EXERCISE DESCRIPTION: The records should be written out in full, with nothing altered.

GIVEN INFORMATION:

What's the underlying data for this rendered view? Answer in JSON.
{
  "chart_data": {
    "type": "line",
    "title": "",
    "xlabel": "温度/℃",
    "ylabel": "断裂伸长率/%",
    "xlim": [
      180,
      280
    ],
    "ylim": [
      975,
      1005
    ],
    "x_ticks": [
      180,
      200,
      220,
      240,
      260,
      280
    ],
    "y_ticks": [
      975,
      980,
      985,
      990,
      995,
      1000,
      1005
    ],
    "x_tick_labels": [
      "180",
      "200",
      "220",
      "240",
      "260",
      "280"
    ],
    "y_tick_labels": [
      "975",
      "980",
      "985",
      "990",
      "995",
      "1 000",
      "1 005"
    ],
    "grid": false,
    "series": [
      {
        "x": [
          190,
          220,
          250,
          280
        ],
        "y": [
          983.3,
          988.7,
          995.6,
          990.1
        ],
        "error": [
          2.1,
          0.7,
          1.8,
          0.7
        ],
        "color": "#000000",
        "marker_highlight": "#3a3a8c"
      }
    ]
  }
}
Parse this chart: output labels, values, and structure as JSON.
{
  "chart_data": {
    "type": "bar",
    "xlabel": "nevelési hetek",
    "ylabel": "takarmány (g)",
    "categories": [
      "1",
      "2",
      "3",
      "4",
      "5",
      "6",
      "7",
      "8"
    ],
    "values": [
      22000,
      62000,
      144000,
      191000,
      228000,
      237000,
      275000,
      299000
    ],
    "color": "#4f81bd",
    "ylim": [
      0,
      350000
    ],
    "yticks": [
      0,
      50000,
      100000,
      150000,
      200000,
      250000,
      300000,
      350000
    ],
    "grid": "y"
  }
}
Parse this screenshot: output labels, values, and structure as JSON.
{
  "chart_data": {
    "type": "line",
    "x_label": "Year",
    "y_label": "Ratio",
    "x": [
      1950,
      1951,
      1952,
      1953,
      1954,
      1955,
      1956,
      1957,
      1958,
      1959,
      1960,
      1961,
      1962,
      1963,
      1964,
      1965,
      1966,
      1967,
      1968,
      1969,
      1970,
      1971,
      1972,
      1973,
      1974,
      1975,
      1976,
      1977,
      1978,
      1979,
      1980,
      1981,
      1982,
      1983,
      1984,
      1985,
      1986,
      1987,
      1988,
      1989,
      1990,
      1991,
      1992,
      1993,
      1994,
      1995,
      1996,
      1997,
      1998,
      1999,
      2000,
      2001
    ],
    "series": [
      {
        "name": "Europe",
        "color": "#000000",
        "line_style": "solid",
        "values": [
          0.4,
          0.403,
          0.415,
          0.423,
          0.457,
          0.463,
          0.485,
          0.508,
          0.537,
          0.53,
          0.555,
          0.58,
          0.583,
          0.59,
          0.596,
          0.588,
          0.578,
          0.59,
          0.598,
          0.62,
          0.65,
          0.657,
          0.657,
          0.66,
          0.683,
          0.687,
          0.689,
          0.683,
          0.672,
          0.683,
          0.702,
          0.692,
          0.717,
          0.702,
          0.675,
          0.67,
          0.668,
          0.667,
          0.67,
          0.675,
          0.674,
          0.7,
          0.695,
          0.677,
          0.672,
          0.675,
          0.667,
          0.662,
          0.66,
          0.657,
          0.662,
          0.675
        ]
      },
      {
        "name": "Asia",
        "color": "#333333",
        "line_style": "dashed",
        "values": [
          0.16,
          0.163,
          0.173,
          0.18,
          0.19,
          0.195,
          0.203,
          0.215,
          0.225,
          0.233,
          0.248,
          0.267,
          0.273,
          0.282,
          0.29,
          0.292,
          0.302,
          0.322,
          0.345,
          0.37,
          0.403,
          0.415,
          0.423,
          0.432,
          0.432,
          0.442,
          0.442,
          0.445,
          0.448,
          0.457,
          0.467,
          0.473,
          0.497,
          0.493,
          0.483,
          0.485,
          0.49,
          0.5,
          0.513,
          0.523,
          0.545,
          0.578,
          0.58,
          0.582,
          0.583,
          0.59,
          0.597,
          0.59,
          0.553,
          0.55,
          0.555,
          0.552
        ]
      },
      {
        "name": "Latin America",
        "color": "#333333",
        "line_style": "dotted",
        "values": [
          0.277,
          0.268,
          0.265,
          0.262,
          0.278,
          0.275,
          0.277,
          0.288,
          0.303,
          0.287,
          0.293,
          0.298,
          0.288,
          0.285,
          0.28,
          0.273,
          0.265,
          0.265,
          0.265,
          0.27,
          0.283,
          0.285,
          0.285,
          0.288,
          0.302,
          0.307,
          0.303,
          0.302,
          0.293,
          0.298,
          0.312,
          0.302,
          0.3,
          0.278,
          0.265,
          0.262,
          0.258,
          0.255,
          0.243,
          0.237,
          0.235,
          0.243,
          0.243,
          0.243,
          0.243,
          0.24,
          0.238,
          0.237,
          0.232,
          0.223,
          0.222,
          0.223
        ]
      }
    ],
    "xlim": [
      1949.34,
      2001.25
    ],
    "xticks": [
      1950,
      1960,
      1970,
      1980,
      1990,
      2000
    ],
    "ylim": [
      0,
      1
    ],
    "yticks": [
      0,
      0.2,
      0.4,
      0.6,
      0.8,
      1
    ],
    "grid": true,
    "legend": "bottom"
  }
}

WRITTEN REPLY:
What's the underlying data for this rendered view? Answer in JSON.
{
  "chart_data": {
    "type": "line",
    "title": "",
    "xlabel": "温度/℃",
    "ylabel": "断裂伸长率/%",
    "xlim": [
      180,
      280
    ],
    "ylim": [
      975,
      1005
    ],
    "x_ticks": [
      180,
      200,
      220,
      240,
      260,
      280
    ],
    "y_ticks": [
      975,
      980,
      985,
      990,
      995,
      1000,
      1005
    ],
    "x_tick_labels": [
      "180",
      "200",
      "220",
      "240",
      "260",
      "280"
    ],
    "y_tick_labels": [
      "975",
      "980",
      "985",
      "990",
      "995",
      "1 000",
      "1 005"
    ],
    "grid": false,
    "series": [
      {
        "x": [
          190,
          220,
          250,
          280
        ],
        "y": [
          983.3,
          988.7,
          995.6,
          990.1
        ],
        "error": [
          2.1,
          0.7,
          1.8,
          0.7
        ],
        "color": "#000000",
        "marker_highlight": "#3a3a8c"
      }
    ]
  }
}
Parse this chart: output labels, values, and structure as JSON.
{
  "chart_data": {
    "type": "bar",
    "xlabel": "nevelési hetek",
    "ylabel": "takarmány (g)",
    "categories": [
      "1",
      "2",
      "3",
      "4",
      "5",
      "6",
      "7",
      "8"
    ],
    "values": [
      22000,
      62000,
      144000,
      191000,
      228000,
      237000,
      275000,
      299000
    ],
    "color": "#4f81bd",
    "ylim": [
      0,
      350000
    ],
    "yticks": [
      0,
      50000,
      100000,
      150000,
      200000,
      250000,
      300000,
      350000
    ],
    "grid": "y"
  }
}
Parse this screenshot: output labels, values, and structure as JSON.
{
  "chart_data": {
    "type": "line",
    "x_label": "Year",
    "y_label": "Ratio",
    "x": [
      1950,
      1951,
      1952,
      1953,
      1954,
      1955,
      1956,
      1957,
      1958,
      1959,
      1960,
      1961,
      1962,
      1963,
      1964,
      1965,
      1966,
      1967,
      1968,
      1969,
      1970,
      1971,
      1972,
      1973,
      1974,
      1975,
      1976,
      1977,
      1978,
      1979,
      1980,
      1981,
      1982,
      1983,
      1984,
      1985,
      1986,
      1987,
      1988,
      1989,
      1990,
      1991,
      1992,
      1993,
      1994,
      1995,
      1996,
      1997,
      1998,
      1999,
      2000,
      2001
    ],
    "series": [
      {
        "name": "Europe",
        "color": "#000000",
        "line_style": "solid",
        "values": [
          0.4,
          0.403,
          0.415,
          0.423,
          0.457,
          0.463,
          0.485,
          0.508,
          0.537,
          0.53,
          0.555,
          0.58,
          0.583,
          0.59,
          0.596,
          0.588,
          0.578,
          0.59,
          0.598,
          0.62,
          0.65,
          0.657,
          0.657,
          0.66,
          0.683,
          0.687,
          0.689,
          0.683,
          0.672,
          0.683,
          0.702,
          0.692,
          0.717,
          0.702,
          0.675,
          0.67,
          0.668,
          0.667,
          0.67,
          0.675,
          0.674,
          0.7,
          0.695,
          0.677,
          0.672,
          0.675,
          0.667,
          0.662,
          0.66,
          0.657,
          0.662,
          0.675
        ]
      },
      {
        "name": "Asia",
        "color": "#333333",
        "line_style": "dashed",
        "values": [
          0.16,
          0.163,
          0.173,
          0.18,
          0.19,
          0.195,
          0.203,
          0.215,
          0.225,
          0.233,
          0.248,
          0.267,
          0.273,
          0.282,
          0.29,
          0.292,
          0.302,
          0.322,
          0.345,
          0.37,
          0.403,
          0.415,
          0.423,
          0.432,
          0.432,
          0.442,
          0.442,
          0.445,
          0.448,
          0.457,
          0.467,
          0.473,
          0.497,
          0.493,
          0.483,
          0.485,
          0.49,
          0.5,
          0.513,
          0.523,
          0.545,
          0.578,
          0.58,
          0.582,
          0.583,
          0.59,
          0.597,
          0.59,
          0.553,
          0.55,
          0.555,
          0.552
        ]
      },
      {
        "name": "Latin America",
        "color": "#333333",
        "line_style": "dotted",
        "values": [
          0.277,
          0.268,
          0.265,
          0.262,
          0.278,
          0.275,
          0.277,
          0.288,
          0.303,
          0.287,
          0.293,
          0.298,
          0.288,
          0.285,
          0.28,
          0.273,
          0.265,
          0.265,
          0.265,
          0.27,
          0.283,
          0.285,
          0.285,
          0.288,
          0.302,
          0.307,
          0.303,
          0.302,
          0.293,
          0.298,
          0.312,
          0.302,
          0.3,
          0.278,
          0.265,
          0.262,
          0.258,
          0.255,
          0.243,
          0.237,
          0.235,
          0.243,
          0.243,
          0.243,
          0.243,
          0.24,
          0.238,
          0.237,
          0.232,
          0.223,
          0.222,
          0.223
        ]
      }
    ],
    "xlim": [
      1949.34,
      2001.25
    ],
    "xticks": [
      1950,
      1960,
      1970,
      1980,
      1990,
      2000
    ],
    "ylim": [
      0,
      1
    ],
    "yticks": [
      0,
      0.2,
      0.4,
      0.6,
      0.8,
      1
    ],
    "grid": true,
    "legend": "bottom"
  }
}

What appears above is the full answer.